Start

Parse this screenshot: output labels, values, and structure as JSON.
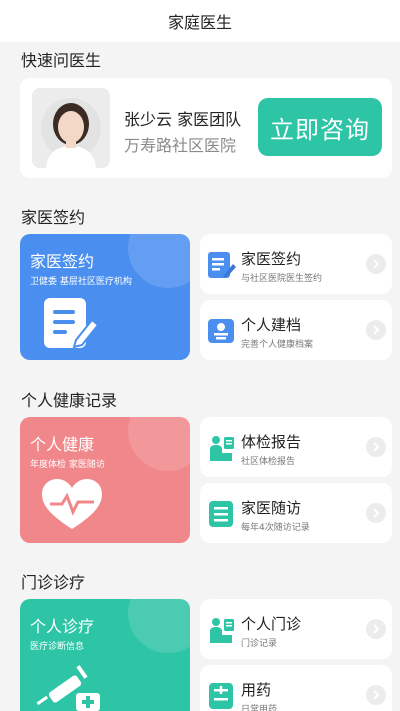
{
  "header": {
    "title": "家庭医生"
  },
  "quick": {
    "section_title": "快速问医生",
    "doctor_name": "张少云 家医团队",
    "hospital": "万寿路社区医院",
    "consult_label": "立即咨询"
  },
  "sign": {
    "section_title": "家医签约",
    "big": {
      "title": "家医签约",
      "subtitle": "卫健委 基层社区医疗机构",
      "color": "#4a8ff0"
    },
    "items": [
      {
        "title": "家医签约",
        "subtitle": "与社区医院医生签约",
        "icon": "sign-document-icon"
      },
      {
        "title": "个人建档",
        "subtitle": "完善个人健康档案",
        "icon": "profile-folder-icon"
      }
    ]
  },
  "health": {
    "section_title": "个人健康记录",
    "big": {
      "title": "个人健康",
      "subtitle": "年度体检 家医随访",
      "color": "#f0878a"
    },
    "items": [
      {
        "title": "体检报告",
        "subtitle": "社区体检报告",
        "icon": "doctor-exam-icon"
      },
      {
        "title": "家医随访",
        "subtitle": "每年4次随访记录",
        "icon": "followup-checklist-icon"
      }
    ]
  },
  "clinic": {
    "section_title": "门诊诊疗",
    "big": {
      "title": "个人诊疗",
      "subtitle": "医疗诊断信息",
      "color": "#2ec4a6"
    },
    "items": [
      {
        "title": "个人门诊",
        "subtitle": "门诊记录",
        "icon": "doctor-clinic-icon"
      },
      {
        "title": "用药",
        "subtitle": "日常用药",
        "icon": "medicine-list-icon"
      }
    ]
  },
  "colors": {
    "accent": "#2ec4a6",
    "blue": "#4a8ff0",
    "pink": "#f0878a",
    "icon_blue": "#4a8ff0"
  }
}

End
Start

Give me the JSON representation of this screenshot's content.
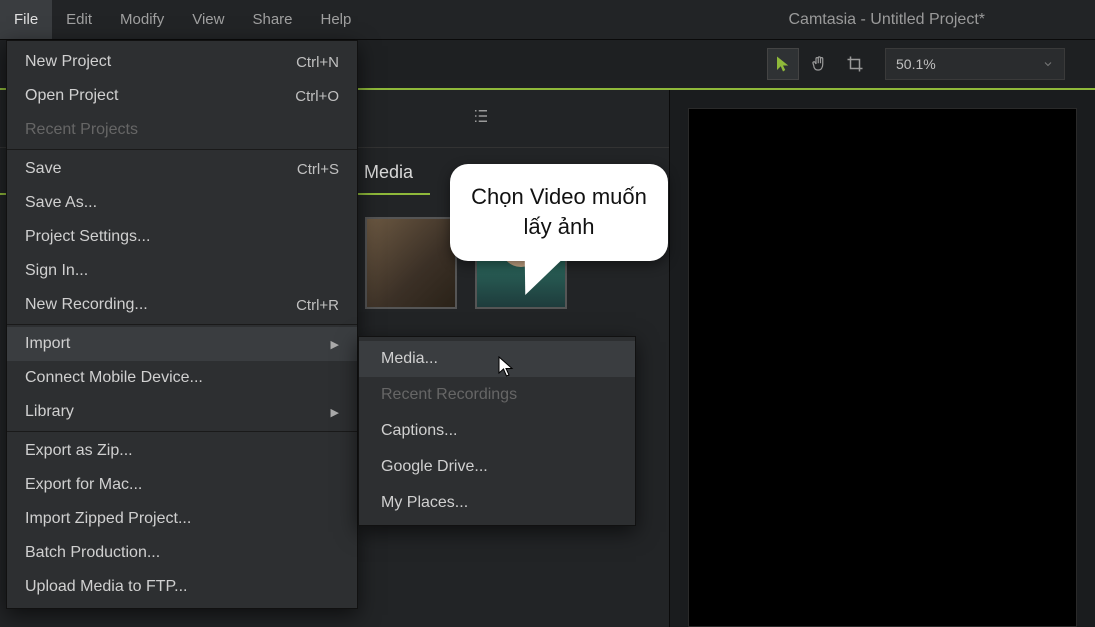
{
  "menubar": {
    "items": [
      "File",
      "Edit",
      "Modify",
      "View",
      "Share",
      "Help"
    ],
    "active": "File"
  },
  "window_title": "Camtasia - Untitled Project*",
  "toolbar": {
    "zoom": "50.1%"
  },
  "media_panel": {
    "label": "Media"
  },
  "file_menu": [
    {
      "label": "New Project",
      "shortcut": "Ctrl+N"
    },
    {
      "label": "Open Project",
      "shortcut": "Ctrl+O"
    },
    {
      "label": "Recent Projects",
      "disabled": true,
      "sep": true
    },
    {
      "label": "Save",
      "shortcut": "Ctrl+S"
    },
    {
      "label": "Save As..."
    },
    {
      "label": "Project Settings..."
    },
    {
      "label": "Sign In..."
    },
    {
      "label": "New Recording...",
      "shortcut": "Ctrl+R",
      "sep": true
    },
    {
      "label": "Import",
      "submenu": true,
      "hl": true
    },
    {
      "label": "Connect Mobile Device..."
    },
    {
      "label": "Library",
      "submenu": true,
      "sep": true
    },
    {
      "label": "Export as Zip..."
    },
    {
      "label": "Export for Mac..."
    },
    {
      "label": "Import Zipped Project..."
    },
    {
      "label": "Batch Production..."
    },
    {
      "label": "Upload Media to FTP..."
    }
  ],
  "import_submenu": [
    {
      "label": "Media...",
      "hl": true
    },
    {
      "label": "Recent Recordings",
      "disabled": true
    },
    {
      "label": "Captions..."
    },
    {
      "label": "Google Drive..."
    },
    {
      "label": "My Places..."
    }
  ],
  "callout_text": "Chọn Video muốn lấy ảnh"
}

End
Start

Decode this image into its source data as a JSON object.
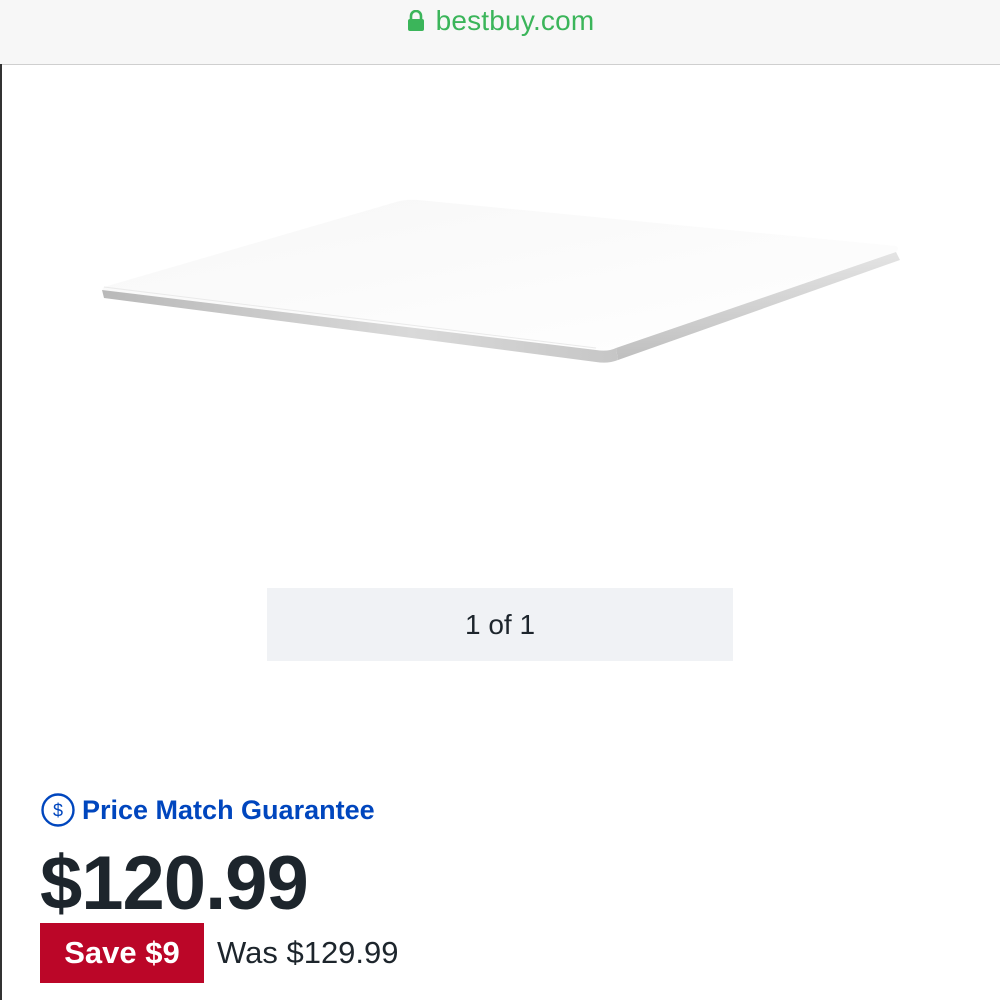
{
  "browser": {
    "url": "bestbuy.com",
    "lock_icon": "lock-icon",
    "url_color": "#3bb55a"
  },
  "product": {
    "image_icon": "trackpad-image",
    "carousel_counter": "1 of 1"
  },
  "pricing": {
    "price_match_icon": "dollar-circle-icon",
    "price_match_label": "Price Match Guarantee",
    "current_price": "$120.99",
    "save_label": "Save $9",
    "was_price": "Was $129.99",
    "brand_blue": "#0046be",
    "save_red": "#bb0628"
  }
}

End

Task details: Using the records above, say how many lines include the string "Export". Only the number is wanted.

Answer to the problem: 2